##### Listing #####

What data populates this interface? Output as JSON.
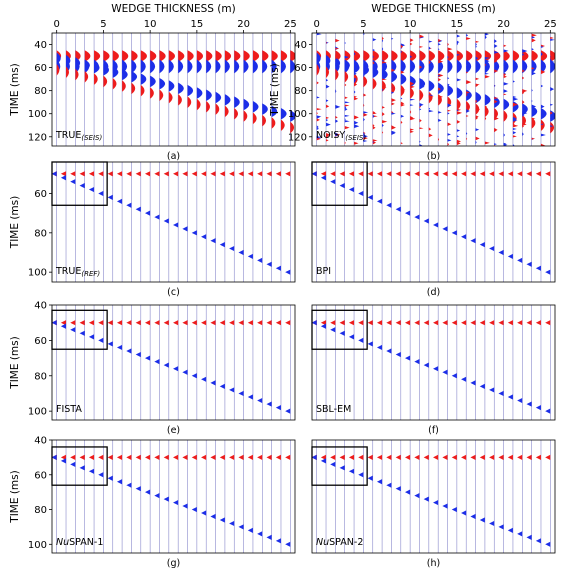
{
  "figure": {
    "xlabel_top": "WEDGE THICKNESS (m)",
    "ylabel": "TIME (ms)"
  },
  "chart_data": [
    {
      "id": "a",
      "type": "seismic-wiggle",
      "caption": "(a)",
      "label": "TRUE",
      "label_sub": "(SEIS)",
      "label_italic_prefix": "",
      "x_ticks": [
        0,
        5,
        10,
        15,
        20,
        25
      ],
      "y_ticks": [
        40,
        60,
        80,
        100,
        120
      ],
      "ylim": [
        30,
        128
      ],
      "xlim": [
        -0.5,
        25.5
      ],
      "traces": 26,
      "top_time": 50,
      "bottom_time_range": [
        50,
        100
      ],
      "noisy": false,
      "box": null
    },
    {
      "id": "b",
      "type": "seismic-wiggle",
      "caption": "(b)",
      "label": "NOISY",
      "label_sub": "(SEIS)",
      "label_italic_prefix": "",
      "x_ticks": [
        0,
        5,
        10,
        15,
        20,
        25
      ],
      "y_ticks": [
        40,
        60,
        80,
        100,
        120
      ],
      "ylim": [
        30,
        128
      ],
      "xlim": [
        -0.5,
        25.5
      ],
      "traces": 26,
      "top_time": 50,
      "bottom_time_range": [
        50,
        100
      ],
      "noisy": true,
      "box": null
    },
    {
      "id": "c",
      "type": "reflectivity",
      "caption": "(c)",
      "label": "TRUE",
      "label_sub": "(REF)",
      "label_italic_prefix": "",
      "x_ticks": [],
      "y_ticks": [
        60,
        80,
        100
      ],
      "ylim": [
        44,
        105
      ],
      "xlim": [
        -0.5,
        25.5
      ],
      "traces": 26,
      "top_time": 50,
      "bottom_time_range": [
        50,
        100
      ],
      "box": {
        "t0": 44,
        "t1": 66,
        "x0": -0.5,
        "x1": 5.4
      }
    },
    {
      "id": "d",
      "type": "reflectivity",
      "caption": "(d)",
      "label": "BPI",
      "label_sub": "",
      "label_italic_prefix": "",
      "x_ticks": [],
      "y_ticks": [],
      "ylim": [
        44,
        105
      ],
      "xlim": [
        -0.5,
        25.5
      ],
      "traces": 26,
      "top_time": 50,
      "bottom_time_range": [
        50,
        100
      ],
      "box": {
        "t0": 44,
        "t1": 66,
        "x0": -0.5,
        "x1": 5.4
      }
    },
    {
      "id": "e",
      "type": "reflectivity",
      "caption": "(e)",
      "label": "FISTA",
      "label_sub": "",
      "label_italic_prefix": "",
      "x_ticks": [],
      "y_ticks": [
        40,
        60,
        80,
        100
      ],
      "ylim": [
        40,
        105
      ],
      "xlim": [
        -0.5,
        25.5
      ],
      "traces": 26,
      "top_time": 50,
      "bottom_time_range": [
        50,
        100
      ],
      "box": {
        "t0": 43,
        "t1": 65,
        "x0": -0.5,
        "x1": 5.4
      }
    },
    {
      "id": "f",
      "type": "reflectivity",
      "caption": "(f)",
      "label": "SBL-EM",
      "label_sub": "",
      "label_italic_prefix": "",
      "x_ticks": [],
      "y_ticks": [],
      "ylim": [
        40,
        105
      ],
      "xlim": [
        -0.5,
        25.5
      ],
      "traces": 26,
      "top_time": 50,
      "bottom_time_range": [
        50,
        100
      ],
      "box": {
        "t0": 43,
        "t1": 65,
        "x0": -0.5,
        "x1": 5.4
      }
    },
    {
      "id": "g",
      "type": "reflectivity",
      "caption": "(g)",
      "label": "SPAN-1",
      "label_sub": "",
      "label_italic_prefix": "Nu",
      "x_ticks": [],
      "y_ticks": [
        40,
        60,
        80,
        100
      ],
      "ylim": [
        40,
        105
      ],
      "xlim": [
        -0.5,
        25.5
      ],
      "traces": 26,
      "top_time": 50,
      "bottom_time_range": [
        50,
        100
      ],
      "box": {
        "t0": 44,
        "t1": 66,
        "x0": -0.5,
        "x1": 5.4
      }
    },
    {
      "id": "h",
      "type": "reflectivity",
      "caption": "(h)",
      "label": "SPAN-2",
      "label_sub": "",
      "label_italic_prefix": "Nu",
      "x_ticks": [],
      "y_ticks": [],
      "ylim": [
        40,
        105
      ],
      "xlim": [
        -0.5,
        25.5
      ],
      "traces": 26,
      "top_time": 50,
      "bottom_time_range": [
        50,
        100
      ],
      "box": {
        "t0": 44,
        "t1": 66,
        "x0": -0.5,
        "x1": 5.4
      }
    }
  ],
  "colors": {
    "positive": "#ee1c1c",
    "negative": "#1c2ee8",
    "trace_line": "#8888cc",
    "box": "#000000"
  }
}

#####

Task instructions ▸
Print the complete listing exactly as it stands, without its pictures.

Completed task ▸
What data populates this interface? Output as JSON.
{
  "figure": {
    "xlabel_top": "WEDGE THICKNESS (m)",
    "ylabel": "TIME (ms)"
  },
  "chart_data": [
    {
      "id": "a",
      "type": "seismic-wiggle",
      "caption": "(a)",
      "label": "TRUE",
      "label_sub": "(SEIS)",
      "label_italic_prefix": "",
      "x_ticks": [
        0,
        5,
        10,
        15,
        20,
        25
      ],
      "y_ticks": [
        40,
        60,
        80,
        100,
        120
      ],
      "ylim": [
        30,
        128
      ],
      "xlim": [
        -0.5,
        25.5
      ],
      "traces": 26,
      "top_time": 50,
      "bottom_time_range": [
        50,
        100
      ],
      "noisy": false,
      "box": null
    },
    {
      "id": "b",
      "type": "seismic-wiggle",
      "caption": "(b)",
      "label": "NOISY",
      "label_sub": "(SEIS)",
      "label_italic_prefix": "",
      "x_ticks": [
        0,
        5,
        10,
        15,
        20,
        25
      ],
      "y_ticks": [
        40,
        60,
        80,
        100,
        120
      ],
      "ylim": [
        30,
        128
      ],
      "xlim": [
        -0.5,
        25.5
      ],
      "traces": 26,
      "top_time": 50,
      "bottom_time_range": [
        50,
        100
      ],
      "noisy": true,
      "box": null
    },
    {
      "id": "c",
      "type": "reflectivity",
      "caption": "(c)",
      "label": "TRUE",
      "label_sub": "(REF)",
      "label_italic_prefix": "",
      "x_ticks": [],
      "y_ticks": [
        60,
        80,
        100
      ],
      "ylim": [
        44,
        105
      ],
      "xlim": [
        -0.5,
        25.5
      ],
      "traces": 26,
      "top_time": 50,
      "bottom_time_range": [
        50,
        100
      ],
      "box": {
        "t0": 44,
        "t1": 66,
        "x0": -0.5,
        "x1": 5.4
      }
    },
    {
      "id": "d",
      "type": "reflectivity",
      "caption": "(d)",
      "label": "BPI",
      "label_sub": "",
      "label_italic_prefix": "",
      "x_ticks": [],
      "y_ticks": [],
      "ylim": [
        44,
        105
      ],
      "xlim": [
        -0.5,
        25.5
      ],
      "traces": 26,
      "top_time": 50,
      "bottom_time_range": [
        50,
        100
      ],
      "box": {
        "t0": 44,
        "t1": 66,
        "x0": -0.5,
        "x1": 5.4
      }
    },
    {
      "id": "e",
      "type": "reflectivity",
      "caption": "(e)",
      "label": "FISTA",
      "label_sub": "",
      "label_italic_prefix": "",
      "x_ticks": [],
      "y_ticks": [
        40,
        60,
        80,
        100
      ],
      "ylim": [
        40,
        105
      ],
      "xlim": [
        -0.5,
        25.5
      ],
      "traces": 26,
      "top_time": 50,
      "bottom_time_range": [
        50,
        100
      ],
      "box": {
        "t0": 43,
        "t1": 65,
        "x0": -0.5,
        "x1": 5.4
      }
    },
    {
      "id": "f",
      "type": "reflectivity",
      "caption": "(f)",
      "label": "SBL-EM",
      "label_sub": "",
      "label_italic_prefix": "",
      "x_ticks": [],
      "y_ticks": [],
      "ylim": [
        40,
        105
      ],
      "xlim": [
        -0.5,
        25.5
      ],
      "traces": 26,
      "top_time": 50,
      "bottom_time_range": [
        50,
        100
      ],
      "box": {
        "t0": 43,
        "t1": 65,
        "x0": -0.5,
        "x1": 5.4
      }
    },
    {
      "id": "g",
      "type": "reflectivity",
      "caption": "(g)",
      "label": "SPAN-1",
      "label_sub": "",
      "label_italic_prefix": "Nu",
      "x_ticks": [],
      "y_ticks": [
        40,
        60,
        80,
        100
      ],
      "ylim": [
        40,
        105
      ],
      "xlim": [
        -0.5,
        25.5
      ],
      "traces": 26,
      "top_time": 50,
      "bottom_time_range": [
        50,
        100
      ],
      "box": {
        "t0": 44,
        "t1": 66,
        "x0": -0.5,
        "x1": 5.4
      }
    },
    {
      "id": "h",
      "type": "reflectivity",
      "caption": "(h)",
      "label": "SPAN-2",
      "label_sub": "",
      "label_italic_prefix": "Nu",
      "x_ticks": [],
      "y_ticks": [],
      "ylim": [
        40,
        105
      ],
      "xlim": [
        -0.5,
        25.5
      ],
      "traces": 26,
      "top_time": 50,
      "bottom_time_range": [
        50,
        100
      ],
      "box": {
        "t0": 44,
        "t1": 66,
        "x0": -0.5,
        "x1": 5.4
      }
    }
  ],
  "colors": {
    "positive": "#ee1c1c",
    "negative": "#1c2ee8",
    "trace_line": "#8888cc",
    "box": "#000000"
  }
}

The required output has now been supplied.